• [Directions for this task] Below are the records; pull every line that includes "último".

--------------------

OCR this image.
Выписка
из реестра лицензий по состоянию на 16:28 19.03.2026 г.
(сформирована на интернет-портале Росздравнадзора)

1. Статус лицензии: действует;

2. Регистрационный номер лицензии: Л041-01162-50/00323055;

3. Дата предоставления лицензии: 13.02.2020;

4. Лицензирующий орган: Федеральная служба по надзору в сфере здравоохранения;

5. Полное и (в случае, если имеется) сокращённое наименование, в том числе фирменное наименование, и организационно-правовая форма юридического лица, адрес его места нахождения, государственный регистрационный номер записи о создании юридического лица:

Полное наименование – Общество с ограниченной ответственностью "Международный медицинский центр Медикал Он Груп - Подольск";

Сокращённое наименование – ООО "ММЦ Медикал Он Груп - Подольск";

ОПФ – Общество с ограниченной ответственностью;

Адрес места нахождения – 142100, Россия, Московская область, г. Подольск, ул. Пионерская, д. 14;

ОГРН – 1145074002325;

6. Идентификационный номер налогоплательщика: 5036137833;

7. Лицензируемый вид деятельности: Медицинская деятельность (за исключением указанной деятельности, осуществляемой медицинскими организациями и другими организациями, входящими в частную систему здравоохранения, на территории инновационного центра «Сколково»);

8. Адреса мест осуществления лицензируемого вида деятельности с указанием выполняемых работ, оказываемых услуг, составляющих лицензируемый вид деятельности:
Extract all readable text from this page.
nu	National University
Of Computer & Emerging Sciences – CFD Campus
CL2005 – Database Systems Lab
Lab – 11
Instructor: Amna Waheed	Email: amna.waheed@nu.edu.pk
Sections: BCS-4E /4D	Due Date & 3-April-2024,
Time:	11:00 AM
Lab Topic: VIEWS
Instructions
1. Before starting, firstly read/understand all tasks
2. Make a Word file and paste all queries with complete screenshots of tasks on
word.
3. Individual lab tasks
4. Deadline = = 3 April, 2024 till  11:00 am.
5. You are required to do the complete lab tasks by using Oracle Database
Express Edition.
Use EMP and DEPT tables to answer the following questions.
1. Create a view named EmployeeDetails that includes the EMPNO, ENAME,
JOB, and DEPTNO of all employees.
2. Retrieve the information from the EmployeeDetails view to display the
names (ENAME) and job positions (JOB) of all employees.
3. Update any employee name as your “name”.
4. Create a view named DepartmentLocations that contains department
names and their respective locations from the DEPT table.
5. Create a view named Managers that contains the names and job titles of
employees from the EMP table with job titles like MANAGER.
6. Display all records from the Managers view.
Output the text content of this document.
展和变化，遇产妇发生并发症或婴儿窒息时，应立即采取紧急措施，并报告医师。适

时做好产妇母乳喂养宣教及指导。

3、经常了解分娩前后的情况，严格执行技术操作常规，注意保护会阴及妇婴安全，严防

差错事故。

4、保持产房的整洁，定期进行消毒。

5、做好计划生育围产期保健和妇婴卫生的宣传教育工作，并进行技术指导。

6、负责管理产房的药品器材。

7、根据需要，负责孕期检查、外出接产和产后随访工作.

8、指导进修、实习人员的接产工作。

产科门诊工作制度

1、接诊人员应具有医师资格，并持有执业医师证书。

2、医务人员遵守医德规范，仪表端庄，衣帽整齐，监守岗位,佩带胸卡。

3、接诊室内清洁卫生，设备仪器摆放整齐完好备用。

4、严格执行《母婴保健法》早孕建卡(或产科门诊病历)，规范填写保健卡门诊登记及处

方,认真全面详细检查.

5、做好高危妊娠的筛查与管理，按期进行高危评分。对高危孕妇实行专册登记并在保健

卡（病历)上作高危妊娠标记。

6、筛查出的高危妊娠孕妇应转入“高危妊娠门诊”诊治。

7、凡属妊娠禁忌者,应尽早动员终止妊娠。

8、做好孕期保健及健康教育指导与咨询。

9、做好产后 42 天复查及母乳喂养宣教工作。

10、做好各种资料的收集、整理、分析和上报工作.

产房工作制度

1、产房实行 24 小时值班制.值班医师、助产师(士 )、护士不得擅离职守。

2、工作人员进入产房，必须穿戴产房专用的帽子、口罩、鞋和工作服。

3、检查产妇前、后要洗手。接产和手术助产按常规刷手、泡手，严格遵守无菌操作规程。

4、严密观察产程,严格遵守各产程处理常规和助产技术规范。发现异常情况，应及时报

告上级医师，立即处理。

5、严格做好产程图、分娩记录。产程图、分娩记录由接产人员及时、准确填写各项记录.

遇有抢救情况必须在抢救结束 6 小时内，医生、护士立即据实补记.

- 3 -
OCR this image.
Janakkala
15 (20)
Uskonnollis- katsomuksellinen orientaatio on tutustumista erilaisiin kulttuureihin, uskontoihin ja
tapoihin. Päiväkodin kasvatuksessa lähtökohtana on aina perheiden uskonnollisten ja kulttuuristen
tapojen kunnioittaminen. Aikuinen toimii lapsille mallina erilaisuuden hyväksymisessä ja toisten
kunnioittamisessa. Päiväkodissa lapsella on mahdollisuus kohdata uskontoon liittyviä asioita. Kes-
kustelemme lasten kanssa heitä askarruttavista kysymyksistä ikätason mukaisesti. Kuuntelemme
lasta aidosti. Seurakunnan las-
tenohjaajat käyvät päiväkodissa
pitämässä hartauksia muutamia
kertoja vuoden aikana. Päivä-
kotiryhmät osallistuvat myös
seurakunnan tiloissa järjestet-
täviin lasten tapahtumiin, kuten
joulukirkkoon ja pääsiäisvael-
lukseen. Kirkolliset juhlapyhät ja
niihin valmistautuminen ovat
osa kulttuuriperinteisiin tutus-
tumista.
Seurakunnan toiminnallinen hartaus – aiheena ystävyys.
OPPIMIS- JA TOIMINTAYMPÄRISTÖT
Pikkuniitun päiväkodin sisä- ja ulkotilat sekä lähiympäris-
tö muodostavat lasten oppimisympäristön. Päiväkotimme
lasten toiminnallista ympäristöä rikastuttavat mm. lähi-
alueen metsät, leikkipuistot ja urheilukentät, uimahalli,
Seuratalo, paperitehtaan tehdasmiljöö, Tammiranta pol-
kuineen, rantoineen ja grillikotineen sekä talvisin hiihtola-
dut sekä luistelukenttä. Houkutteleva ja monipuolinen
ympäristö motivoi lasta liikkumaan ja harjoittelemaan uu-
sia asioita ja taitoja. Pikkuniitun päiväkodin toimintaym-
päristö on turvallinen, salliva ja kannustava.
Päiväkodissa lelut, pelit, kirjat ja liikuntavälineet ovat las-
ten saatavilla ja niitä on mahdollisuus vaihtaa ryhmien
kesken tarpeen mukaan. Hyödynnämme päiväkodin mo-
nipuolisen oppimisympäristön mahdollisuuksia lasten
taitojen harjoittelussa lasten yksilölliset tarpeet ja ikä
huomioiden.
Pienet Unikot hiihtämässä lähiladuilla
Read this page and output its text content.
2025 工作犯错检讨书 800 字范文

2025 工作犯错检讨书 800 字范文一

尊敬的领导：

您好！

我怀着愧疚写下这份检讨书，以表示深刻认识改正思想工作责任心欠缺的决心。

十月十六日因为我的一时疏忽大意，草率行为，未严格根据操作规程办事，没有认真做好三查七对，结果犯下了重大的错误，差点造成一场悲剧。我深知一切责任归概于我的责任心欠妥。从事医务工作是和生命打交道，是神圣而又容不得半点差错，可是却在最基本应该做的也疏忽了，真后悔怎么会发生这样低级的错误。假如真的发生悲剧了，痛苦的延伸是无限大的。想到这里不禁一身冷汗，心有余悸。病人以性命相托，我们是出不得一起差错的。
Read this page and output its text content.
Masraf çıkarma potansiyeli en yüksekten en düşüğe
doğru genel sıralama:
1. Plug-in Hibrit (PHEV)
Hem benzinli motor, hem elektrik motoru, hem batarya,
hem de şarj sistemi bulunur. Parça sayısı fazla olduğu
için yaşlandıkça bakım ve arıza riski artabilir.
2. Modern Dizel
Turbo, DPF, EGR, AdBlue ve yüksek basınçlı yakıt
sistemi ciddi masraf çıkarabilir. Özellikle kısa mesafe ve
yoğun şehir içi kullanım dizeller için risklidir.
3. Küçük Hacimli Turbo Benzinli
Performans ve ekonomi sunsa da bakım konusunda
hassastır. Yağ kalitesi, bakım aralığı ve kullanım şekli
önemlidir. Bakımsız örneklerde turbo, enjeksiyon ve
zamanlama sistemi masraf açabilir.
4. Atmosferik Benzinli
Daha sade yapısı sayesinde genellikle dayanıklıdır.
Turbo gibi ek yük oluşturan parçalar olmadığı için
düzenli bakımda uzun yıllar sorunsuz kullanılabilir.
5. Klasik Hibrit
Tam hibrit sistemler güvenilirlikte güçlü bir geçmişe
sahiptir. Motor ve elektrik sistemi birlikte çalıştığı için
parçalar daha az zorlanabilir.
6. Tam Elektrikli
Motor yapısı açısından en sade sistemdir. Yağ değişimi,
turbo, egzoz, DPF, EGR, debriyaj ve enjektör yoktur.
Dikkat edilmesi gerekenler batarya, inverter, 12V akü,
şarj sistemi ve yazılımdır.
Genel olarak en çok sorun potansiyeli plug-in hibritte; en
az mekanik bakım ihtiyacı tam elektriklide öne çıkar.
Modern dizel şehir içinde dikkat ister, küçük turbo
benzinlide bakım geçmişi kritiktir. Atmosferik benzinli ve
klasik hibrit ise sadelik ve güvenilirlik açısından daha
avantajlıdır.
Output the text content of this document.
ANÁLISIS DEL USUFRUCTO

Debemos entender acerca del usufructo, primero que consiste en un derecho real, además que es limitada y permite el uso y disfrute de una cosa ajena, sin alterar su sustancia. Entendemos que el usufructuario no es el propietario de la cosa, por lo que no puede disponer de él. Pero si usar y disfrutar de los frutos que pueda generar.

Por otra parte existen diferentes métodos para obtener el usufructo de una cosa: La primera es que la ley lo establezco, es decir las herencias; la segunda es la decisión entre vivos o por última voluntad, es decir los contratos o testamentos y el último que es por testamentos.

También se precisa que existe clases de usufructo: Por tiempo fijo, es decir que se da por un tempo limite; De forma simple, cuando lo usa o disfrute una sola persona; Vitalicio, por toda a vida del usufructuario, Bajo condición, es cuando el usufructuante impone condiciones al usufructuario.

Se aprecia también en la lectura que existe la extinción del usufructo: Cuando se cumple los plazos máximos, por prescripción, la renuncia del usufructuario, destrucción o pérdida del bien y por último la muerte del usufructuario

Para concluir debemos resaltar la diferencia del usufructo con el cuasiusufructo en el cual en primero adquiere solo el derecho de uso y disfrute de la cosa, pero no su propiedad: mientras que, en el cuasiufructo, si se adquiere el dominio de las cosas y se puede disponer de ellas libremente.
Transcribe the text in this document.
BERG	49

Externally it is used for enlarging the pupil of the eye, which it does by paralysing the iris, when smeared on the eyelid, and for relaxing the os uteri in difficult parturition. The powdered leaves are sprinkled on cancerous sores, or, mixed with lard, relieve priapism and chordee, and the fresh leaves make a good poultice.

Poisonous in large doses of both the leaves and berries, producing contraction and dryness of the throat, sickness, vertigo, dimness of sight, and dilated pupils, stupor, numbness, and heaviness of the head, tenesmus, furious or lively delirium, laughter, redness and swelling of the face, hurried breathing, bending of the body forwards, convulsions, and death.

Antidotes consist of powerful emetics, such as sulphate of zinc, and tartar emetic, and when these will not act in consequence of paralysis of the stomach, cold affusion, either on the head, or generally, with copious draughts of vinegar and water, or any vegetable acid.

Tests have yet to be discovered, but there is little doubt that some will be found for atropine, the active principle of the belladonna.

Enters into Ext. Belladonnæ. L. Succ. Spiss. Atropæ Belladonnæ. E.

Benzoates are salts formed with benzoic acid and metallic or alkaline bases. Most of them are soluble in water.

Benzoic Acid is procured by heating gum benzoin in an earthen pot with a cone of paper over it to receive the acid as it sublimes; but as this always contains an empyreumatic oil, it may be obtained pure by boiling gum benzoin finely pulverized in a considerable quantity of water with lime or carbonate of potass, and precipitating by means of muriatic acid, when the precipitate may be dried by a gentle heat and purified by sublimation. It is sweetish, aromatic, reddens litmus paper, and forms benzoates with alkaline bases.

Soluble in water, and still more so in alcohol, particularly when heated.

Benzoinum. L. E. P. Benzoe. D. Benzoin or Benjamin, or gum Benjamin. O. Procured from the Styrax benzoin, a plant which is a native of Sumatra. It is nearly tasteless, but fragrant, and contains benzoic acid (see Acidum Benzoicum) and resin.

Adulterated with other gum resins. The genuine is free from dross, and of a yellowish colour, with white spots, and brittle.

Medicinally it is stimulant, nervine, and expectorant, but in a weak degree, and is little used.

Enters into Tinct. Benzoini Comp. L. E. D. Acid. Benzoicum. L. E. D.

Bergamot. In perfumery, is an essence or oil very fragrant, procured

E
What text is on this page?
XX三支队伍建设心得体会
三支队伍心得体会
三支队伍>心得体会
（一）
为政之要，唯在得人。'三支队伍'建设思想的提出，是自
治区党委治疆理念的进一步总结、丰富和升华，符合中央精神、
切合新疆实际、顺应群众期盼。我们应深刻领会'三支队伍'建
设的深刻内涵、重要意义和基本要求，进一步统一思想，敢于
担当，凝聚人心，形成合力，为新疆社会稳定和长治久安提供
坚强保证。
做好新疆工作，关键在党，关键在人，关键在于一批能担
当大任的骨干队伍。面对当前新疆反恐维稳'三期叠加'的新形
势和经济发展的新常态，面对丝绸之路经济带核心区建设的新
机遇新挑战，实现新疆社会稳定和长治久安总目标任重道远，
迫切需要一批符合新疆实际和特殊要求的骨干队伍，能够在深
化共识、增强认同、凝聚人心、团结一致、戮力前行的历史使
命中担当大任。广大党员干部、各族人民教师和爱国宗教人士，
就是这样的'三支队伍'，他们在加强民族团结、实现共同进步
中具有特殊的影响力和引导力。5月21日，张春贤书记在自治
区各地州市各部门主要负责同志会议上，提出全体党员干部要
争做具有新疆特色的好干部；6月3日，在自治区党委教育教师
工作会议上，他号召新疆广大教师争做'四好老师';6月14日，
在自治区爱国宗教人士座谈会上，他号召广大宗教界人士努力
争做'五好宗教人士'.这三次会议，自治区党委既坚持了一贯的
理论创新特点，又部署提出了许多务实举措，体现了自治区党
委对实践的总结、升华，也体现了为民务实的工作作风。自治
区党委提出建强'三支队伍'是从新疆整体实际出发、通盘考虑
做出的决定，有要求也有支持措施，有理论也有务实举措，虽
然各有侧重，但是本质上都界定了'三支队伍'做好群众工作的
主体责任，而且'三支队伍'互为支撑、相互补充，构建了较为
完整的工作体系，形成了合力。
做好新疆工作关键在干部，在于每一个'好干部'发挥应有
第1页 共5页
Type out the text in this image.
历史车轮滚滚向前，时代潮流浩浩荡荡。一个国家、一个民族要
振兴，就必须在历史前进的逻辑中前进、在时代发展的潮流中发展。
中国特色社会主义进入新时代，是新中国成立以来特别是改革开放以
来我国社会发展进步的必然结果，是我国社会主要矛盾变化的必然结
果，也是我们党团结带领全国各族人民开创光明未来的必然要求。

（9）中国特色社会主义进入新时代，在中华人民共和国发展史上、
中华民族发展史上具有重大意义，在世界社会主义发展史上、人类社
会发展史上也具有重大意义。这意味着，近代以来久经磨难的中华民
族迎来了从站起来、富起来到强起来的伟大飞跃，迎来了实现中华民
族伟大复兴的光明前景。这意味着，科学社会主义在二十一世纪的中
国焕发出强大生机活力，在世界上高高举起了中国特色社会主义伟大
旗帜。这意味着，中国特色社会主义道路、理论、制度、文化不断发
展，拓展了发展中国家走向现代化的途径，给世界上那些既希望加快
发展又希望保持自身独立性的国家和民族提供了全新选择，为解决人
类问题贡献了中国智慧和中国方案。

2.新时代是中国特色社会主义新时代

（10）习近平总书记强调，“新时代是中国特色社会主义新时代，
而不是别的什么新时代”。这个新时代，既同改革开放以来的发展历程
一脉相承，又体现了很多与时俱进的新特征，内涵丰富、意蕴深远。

--------------------

• [Output]
Por otra parte existen diferentes métodos para obtener el usufructo de una cosa: La primera es que la ley lo establezco, es decir las herencias; la segunda es la decisión entre vivos o por última voluntad, es decir los contratos o testamentos y el último que es por testamentos.
Se aprecia también en la lectura que existe la extinción del usufructo: Cuando se cumple los plazos máximos, por prescripción, la renuncia del usufructuario, destrucción o pérdida del bien y por último la muerte del usufructuario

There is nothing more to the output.